##### DATA FOR THE TASK #####

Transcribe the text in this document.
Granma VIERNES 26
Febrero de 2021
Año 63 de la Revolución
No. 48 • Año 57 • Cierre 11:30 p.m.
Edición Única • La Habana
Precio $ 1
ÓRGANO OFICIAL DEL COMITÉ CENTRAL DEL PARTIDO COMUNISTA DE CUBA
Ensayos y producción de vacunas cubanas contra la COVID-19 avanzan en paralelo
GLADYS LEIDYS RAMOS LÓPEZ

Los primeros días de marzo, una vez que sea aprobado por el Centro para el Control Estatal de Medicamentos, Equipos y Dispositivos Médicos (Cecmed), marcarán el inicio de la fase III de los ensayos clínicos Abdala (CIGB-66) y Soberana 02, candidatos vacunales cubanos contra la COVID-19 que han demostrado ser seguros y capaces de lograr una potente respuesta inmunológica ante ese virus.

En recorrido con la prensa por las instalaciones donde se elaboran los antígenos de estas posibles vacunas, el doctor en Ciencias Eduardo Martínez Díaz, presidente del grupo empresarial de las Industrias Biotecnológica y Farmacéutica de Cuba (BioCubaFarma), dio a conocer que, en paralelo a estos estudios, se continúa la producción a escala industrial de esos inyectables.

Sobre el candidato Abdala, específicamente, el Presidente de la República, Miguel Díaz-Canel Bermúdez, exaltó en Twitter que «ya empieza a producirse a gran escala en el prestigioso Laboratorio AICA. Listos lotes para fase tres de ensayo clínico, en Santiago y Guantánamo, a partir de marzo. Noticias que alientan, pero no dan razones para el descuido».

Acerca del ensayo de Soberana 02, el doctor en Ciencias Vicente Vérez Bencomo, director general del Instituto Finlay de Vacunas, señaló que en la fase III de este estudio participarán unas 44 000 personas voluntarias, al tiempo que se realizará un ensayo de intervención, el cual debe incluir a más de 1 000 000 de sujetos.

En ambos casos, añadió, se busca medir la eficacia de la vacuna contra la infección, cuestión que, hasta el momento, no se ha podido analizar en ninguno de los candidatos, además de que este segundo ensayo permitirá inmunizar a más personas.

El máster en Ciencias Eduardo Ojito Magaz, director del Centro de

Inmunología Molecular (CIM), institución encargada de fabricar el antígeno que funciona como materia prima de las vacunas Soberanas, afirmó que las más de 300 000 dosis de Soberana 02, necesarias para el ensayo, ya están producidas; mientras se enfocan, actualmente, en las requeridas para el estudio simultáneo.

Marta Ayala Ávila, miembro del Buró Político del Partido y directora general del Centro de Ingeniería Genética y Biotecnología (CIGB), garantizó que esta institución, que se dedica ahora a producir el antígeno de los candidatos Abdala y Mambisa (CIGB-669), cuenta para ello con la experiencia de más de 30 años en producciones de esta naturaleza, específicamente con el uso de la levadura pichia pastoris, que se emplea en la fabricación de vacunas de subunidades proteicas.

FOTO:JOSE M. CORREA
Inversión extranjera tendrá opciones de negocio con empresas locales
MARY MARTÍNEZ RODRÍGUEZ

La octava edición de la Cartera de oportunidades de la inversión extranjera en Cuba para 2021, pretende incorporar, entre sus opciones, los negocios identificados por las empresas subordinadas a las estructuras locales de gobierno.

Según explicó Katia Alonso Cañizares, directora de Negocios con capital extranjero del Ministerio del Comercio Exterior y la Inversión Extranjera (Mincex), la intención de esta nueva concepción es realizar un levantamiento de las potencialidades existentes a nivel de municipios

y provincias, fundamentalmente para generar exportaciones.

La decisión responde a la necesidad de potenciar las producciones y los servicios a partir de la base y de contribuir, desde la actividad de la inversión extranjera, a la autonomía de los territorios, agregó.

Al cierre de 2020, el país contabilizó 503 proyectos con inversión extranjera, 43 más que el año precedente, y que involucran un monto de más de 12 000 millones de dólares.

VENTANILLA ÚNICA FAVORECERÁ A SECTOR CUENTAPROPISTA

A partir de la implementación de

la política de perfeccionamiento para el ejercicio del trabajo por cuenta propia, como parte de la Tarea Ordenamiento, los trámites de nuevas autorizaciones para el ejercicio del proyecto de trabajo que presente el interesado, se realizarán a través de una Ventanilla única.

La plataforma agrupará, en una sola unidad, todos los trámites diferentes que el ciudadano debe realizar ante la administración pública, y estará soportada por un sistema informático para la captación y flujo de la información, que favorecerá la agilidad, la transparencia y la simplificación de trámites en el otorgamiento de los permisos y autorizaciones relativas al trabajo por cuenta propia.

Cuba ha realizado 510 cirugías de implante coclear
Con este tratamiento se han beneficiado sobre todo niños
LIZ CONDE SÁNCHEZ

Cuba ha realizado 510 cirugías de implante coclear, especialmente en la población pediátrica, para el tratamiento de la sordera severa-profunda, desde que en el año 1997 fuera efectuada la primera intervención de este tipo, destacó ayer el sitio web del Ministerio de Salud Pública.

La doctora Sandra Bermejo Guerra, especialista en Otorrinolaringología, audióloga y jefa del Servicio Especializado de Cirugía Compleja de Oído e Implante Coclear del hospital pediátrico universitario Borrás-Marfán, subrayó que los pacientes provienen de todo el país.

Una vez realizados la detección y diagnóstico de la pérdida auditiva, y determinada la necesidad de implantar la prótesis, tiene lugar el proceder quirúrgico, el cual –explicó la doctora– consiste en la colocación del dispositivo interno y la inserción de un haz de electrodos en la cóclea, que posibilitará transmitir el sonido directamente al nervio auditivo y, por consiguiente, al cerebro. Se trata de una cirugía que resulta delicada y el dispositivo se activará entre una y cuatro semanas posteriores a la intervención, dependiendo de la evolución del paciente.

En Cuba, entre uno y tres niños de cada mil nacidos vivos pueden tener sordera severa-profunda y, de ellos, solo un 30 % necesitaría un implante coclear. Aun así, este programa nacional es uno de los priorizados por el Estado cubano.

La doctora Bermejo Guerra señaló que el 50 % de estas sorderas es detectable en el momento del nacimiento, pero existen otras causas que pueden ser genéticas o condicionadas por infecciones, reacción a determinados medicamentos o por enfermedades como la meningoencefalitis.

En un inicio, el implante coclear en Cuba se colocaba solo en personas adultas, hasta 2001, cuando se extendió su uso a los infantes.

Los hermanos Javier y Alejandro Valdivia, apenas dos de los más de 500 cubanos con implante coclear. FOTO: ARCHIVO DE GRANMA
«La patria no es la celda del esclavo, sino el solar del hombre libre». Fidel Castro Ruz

#####

--- PROBLEM STATEMENT ---
If a line above holds the string "locales", copy it out.

--- TASK RESPONSE ---
Inversión extranjera tendrá opciones de negocio con empresas locales
La octava edición de la Cartera de oportunidades de la inversión extranjera en Cuba para 2021, pretende incorporar, entre sus opciones, los negocios identificados por las empresas subordinadas a las estructuras locales de gobierno.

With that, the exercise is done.